**Objective:**
Skip every picture, and output exactly the lines starting at the one with "Type out the text in this image." and running through the last line of the material below.

Collection entries:
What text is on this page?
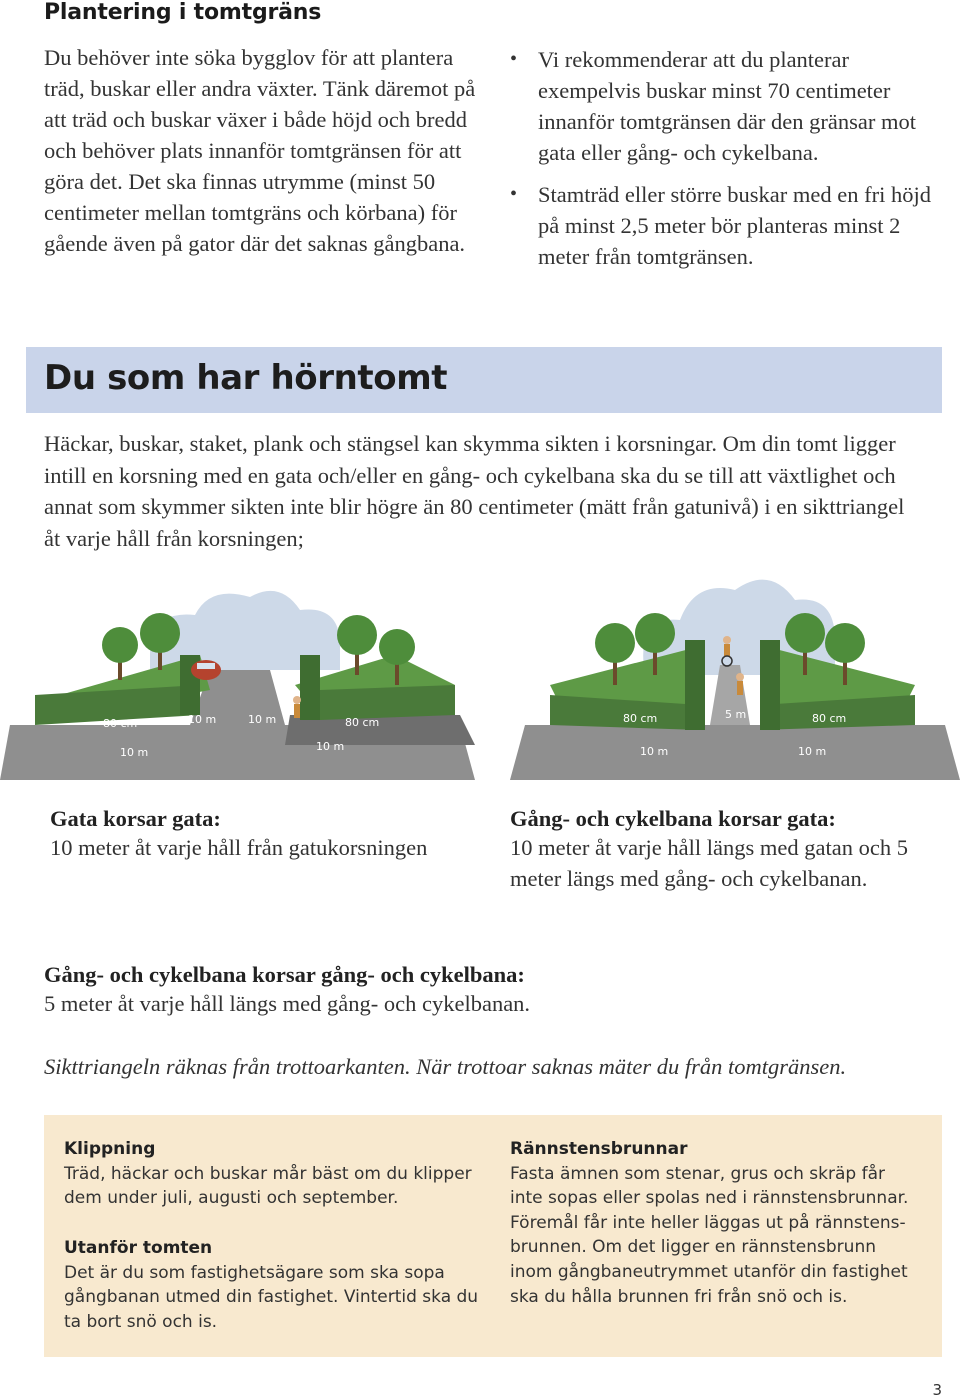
Plantering i tomtgräns
Du behöver inte söka bygglov för att plantera träd, buskar eller andra växter. Tänk däremot på att träd och buskar växer i både höjd och bredd och behöver plats innanför tomtgränsen för att göra det. Det ska finnas utrymme (minst 50 centimeter mellan tomtgräns och körbana) för gående även på gator där det saknas gångbana.
• Vi rekommenderar att du planterar exempelvis buskar minst 70 centimeter innanför tomtgränsen där den gränsar mot gata eller gång- och cykelbana.
• Stamträd eller större buskar med en fri höjd på minst 2,5 meter bör planteras minst 2 meter från tomtgränsen.
Du som har hörntomt
Häckar, buskar, staket, plank och stängsel kan skymma sikten i korsningar. Om din tomt ligger intill en korsning med en gata och/eller en gång- och cykelbana ska du se till att växtlighet och annat som skymmer sikten inte blir högre än 80 centimeter (mätt från gatunivå) i en sikttriangel åt varje håll från korsningen;
80 cm	10 m	10 m	80 cm
10 m	10 m
80 cm	5 m	80 cm
10 m	10 m
Gata korsar gata:
10 meter åt varje håll från gatukorsningen
Gång- och cykelbana korsar gata:
10 meter åt varje håll längs med gatan och 5 meter längs med gång- och cykelbanan.
Gång- och cykelbana korsar gång- och cykelbana:
5 meter åt varje håll längs med gång- och cykelbanan.
Sikttriangeln räknas från trottoarkanten. När trottoar saknas mäter du från tomtgränsen.
Klippning
Träd, häckar och buskar mår bäst om du klipper dem under juli, augusti och september.
Utanför tomten
Det är du som fastighetsägare som ska sopa gångbanan utmed din fastighet. Vintertid ska du ta bort snö och is.
Rännstensbrunnar
Fasta ämnen som stenar, grus och skräp får inte sopas eller spolas ned i rännstensbrunnar. Föremål får inte heller läggas ut på rännstensbrunnen. Om det ligger en rännstensbrunn inom gångbaneutrymmet utanför din fastighet ska du hålla brunnen fri från snö och is.
3
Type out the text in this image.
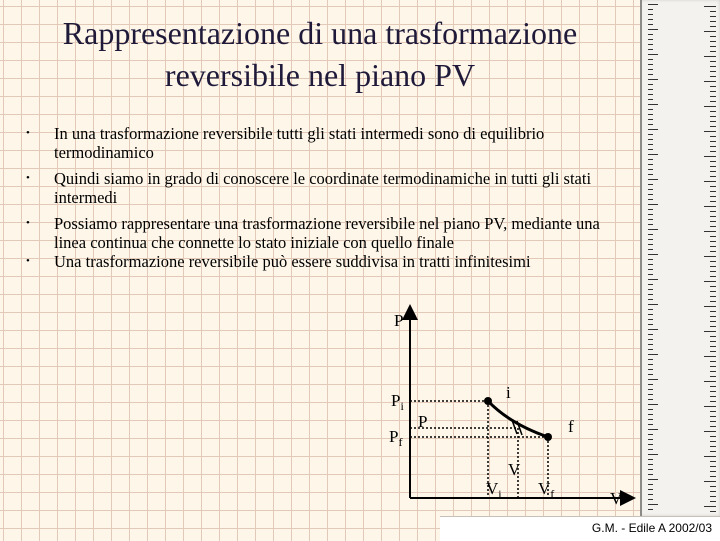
Rappresentazione di una trasformazione
reversibile nel piano PV
• In una trasformazione reversibile tutti gli stati intermedi sono di equilibrio termodinamico
• Quindi siamo in grado di conoscere le coordinate termodinamiche in tutti gli stati intermedi
• Possiamo rappresentare una trasformazione reversibile nel piano PV, mediante una linea continua che connette lo stato iniziale con quello finale
• Una trasformazione reversibile può essere suddivisa in tratti infinitesimi
P
V
$P_i$
$P_f$
P
i
f
V
$V_i$ $V_f$
G.M. - Edile A 2002/03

**Full answer:**
Type out the text in this image.
Rappresentazione di una trasformazione
reversibile nel piano PV
• In una trasformazione reversibile tutti gli stati intermedi sono di equilibrio termodinamico
• Quindi siamo in grado di conoscere le coordinate termodinamiche in tutti gli stati intermedi
• Possiamo rappresentare una trasformazione reversibile nel piano PV, mediante una linea continua che connette lo stato iniziale con quello finale
• Una trasformazione reversibile può essere suddivisa in tratti infinitesimi
P
V
$P_i$
$P_f$
P
i
f
V
$V_i$ $V_f$
G.M. - Edile A 2002/03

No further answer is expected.